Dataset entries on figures
::::::::::

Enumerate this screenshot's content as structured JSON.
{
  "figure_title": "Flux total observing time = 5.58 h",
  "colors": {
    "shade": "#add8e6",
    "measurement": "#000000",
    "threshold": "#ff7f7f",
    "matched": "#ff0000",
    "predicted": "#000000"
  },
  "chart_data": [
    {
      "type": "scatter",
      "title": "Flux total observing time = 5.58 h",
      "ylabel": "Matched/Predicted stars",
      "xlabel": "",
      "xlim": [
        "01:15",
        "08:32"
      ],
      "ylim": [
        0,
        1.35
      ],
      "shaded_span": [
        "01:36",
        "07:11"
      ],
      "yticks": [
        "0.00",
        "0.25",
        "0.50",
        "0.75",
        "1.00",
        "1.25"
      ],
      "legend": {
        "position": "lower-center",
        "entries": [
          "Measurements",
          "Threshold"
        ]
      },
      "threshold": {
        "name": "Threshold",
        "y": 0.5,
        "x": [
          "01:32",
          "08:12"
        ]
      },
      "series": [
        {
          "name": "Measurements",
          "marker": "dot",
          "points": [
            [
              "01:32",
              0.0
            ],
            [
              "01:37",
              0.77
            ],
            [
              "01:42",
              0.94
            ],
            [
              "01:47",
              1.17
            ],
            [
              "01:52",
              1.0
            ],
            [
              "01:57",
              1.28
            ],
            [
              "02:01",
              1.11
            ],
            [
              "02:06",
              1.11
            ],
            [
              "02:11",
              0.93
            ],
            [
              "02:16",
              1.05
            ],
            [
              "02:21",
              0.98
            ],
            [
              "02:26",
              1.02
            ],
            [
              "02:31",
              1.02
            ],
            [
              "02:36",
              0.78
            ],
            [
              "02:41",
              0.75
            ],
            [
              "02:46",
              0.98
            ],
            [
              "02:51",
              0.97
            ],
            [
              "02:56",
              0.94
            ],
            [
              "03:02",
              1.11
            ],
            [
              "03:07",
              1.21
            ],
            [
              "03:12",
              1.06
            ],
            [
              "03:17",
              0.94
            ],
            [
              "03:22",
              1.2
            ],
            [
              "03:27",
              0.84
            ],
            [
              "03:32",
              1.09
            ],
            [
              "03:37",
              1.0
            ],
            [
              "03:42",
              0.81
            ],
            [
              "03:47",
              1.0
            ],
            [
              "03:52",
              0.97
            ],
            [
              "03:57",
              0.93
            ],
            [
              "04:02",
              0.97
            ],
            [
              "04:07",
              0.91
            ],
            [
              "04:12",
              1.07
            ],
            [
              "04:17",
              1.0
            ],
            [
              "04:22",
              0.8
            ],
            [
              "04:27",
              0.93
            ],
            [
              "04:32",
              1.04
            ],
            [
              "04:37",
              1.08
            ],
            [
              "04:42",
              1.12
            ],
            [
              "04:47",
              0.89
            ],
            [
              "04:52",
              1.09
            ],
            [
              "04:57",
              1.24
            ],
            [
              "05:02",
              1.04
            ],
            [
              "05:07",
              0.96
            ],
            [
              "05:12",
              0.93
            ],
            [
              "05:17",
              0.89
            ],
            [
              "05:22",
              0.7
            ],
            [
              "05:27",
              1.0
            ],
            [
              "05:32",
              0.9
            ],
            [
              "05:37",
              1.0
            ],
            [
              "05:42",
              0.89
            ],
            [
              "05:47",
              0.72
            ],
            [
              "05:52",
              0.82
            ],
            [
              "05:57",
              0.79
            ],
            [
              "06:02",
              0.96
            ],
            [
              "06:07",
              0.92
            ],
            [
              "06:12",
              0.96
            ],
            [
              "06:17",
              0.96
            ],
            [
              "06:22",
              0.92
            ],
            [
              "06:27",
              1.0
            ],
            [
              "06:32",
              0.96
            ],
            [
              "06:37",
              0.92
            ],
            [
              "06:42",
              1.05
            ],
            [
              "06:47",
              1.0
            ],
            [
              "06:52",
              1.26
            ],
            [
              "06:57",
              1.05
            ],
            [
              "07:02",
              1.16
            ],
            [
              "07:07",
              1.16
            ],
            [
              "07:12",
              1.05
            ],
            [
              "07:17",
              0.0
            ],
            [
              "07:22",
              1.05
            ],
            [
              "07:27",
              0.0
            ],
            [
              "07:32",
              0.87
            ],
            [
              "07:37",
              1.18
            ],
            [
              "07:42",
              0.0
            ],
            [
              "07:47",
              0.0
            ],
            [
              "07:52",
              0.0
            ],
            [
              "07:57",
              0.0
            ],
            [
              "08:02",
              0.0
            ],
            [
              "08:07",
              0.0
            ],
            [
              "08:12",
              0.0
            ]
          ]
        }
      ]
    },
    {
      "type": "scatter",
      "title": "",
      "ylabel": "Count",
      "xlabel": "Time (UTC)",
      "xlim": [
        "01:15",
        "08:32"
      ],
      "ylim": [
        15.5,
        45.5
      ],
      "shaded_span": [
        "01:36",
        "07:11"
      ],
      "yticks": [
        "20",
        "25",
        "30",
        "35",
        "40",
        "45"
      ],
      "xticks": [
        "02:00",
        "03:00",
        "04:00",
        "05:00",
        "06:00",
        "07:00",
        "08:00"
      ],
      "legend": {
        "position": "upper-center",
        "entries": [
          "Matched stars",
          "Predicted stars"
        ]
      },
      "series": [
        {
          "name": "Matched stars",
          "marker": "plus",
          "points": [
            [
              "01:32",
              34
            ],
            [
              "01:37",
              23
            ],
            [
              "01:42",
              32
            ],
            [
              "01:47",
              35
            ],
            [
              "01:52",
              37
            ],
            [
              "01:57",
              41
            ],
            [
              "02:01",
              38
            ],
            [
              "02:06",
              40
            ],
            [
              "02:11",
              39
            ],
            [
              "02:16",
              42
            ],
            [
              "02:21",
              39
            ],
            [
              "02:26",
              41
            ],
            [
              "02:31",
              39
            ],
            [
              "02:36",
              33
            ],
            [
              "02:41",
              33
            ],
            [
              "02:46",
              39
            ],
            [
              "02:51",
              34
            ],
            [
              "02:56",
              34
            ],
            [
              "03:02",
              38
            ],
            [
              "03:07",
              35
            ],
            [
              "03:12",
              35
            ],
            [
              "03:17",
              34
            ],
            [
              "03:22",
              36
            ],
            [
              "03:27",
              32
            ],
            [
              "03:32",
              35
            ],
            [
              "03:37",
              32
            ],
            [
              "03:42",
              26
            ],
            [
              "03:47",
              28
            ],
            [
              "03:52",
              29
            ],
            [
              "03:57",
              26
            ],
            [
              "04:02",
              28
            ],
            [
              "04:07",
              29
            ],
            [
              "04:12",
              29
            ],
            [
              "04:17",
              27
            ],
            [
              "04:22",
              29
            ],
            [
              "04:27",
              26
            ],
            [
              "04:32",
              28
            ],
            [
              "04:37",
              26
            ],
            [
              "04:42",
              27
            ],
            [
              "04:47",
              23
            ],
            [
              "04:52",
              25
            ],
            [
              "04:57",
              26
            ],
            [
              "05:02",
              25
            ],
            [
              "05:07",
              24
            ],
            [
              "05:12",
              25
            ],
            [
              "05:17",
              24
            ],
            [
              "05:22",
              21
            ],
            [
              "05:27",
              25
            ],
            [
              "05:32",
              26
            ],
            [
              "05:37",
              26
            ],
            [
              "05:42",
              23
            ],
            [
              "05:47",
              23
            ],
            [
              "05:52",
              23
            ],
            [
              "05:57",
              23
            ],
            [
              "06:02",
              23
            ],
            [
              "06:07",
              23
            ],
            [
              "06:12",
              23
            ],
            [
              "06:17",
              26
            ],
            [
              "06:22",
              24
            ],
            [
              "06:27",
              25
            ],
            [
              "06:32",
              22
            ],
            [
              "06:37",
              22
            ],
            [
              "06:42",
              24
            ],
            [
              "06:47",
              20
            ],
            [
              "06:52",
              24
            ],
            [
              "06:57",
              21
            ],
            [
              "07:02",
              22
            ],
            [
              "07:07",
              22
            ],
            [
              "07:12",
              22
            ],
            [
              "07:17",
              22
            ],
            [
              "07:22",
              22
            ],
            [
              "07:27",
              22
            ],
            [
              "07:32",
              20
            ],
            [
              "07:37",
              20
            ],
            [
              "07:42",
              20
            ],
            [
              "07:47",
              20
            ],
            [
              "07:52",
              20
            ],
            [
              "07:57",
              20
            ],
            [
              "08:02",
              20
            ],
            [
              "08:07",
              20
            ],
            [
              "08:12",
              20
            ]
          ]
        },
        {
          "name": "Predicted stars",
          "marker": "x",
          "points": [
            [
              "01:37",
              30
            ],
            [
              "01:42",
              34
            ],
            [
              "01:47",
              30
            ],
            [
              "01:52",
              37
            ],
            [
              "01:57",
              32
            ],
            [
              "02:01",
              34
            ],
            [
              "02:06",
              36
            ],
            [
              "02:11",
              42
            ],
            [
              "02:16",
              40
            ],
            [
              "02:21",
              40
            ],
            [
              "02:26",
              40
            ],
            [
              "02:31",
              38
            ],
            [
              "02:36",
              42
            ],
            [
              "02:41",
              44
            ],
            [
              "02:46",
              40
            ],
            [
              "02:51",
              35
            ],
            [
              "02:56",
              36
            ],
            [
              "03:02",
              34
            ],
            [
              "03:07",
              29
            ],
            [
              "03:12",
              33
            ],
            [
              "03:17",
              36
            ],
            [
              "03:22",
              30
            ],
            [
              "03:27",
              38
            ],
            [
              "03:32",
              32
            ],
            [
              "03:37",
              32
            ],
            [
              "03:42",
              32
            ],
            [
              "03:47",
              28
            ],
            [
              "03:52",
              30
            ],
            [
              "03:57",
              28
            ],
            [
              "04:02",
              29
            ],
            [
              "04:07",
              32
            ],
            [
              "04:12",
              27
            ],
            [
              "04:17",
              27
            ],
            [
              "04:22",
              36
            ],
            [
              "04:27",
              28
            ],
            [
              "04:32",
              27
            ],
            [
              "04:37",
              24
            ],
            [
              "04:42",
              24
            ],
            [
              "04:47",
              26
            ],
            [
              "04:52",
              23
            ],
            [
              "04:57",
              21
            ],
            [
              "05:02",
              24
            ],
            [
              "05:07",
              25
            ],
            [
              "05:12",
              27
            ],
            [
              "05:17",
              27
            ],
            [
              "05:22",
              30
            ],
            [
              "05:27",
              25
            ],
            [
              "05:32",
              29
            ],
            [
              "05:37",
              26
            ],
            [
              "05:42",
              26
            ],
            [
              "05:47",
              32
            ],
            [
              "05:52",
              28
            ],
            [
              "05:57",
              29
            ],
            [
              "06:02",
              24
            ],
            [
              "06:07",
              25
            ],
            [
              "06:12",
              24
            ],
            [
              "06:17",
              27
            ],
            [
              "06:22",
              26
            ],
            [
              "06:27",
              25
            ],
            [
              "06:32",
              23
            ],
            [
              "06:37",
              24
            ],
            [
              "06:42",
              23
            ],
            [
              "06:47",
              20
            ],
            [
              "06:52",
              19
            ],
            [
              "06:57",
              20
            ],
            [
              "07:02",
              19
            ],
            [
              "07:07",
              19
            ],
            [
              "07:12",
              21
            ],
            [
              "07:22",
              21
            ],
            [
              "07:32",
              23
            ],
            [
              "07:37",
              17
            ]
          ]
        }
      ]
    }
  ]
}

::::::::::

- **The exercise**: Search the entries for "ylabel" and copy out each line that has it.

- **Solved problem**:
      "ylabel": "Matched/Predicted stars",
      "ylabel": "Count",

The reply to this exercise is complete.